Records provided:

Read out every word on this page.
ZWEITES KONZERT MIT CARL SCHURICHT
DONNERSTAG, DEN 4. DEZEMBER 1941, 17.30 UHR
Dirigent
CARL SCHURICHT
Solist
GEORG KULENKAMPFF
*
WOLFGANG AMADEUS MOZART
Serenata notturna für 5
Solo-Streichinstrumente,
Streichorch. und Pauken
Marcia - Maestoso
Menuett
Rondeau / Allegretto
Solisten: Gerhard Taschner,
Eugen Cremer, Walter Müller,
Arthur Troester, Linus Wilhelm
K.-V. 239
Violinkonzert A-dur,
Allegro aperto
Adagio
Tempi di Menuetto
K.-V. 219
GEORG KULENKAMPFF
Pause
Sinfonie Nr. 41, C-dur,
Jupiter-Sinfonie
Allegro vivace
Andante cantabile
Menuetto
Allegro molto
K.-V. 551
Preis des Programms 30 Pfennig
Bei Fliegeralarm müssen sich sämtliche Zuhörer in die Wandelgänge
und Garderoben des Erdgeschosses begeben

Exercise goal: Above are the records; retype every one exactly.

Full answer:
Read out every word on this page.
ZWEITES KONZERT MIT CARL SCHURICHT
DONNERSTAG, DEN 4. DEZEMBER 1941, 17.30 UHR
Dirigent
CARL SCHURICHT
Solist
GEORG KULENKAMPFF
*
WOLFGANG AMADEUS MOZART
Serenata notturna für 5
Solo-Streichinstrumente,
Streichorch. und Pauken
Marcia - Maestoso
Menuett
Rondeau / Allegretto
Solisten: Gerhard Taschner,
Eugen Cremer, Walter Müller,
Arthur Troester, Linus Wilhelm
K.-V. 239
Violinkonzert A-dur,
Allegro aperto
Adagio
Tempi di Menuetto
K.-V. 219
GEORG KULENKAMPFF
Pause
Sinfonie Nr. 41, C-dur,
Jupiter-Sinfonie
Allegro vivace
Andante cantabile
Menuetto
Allegro molto
K.-V. 551
Preis des Programms 30 Pfennig
Bei Fliegeralarm müssen sich sämtliche Zuhörer in die Wandelgänge
und Garderoben des Erdgeschosses begeben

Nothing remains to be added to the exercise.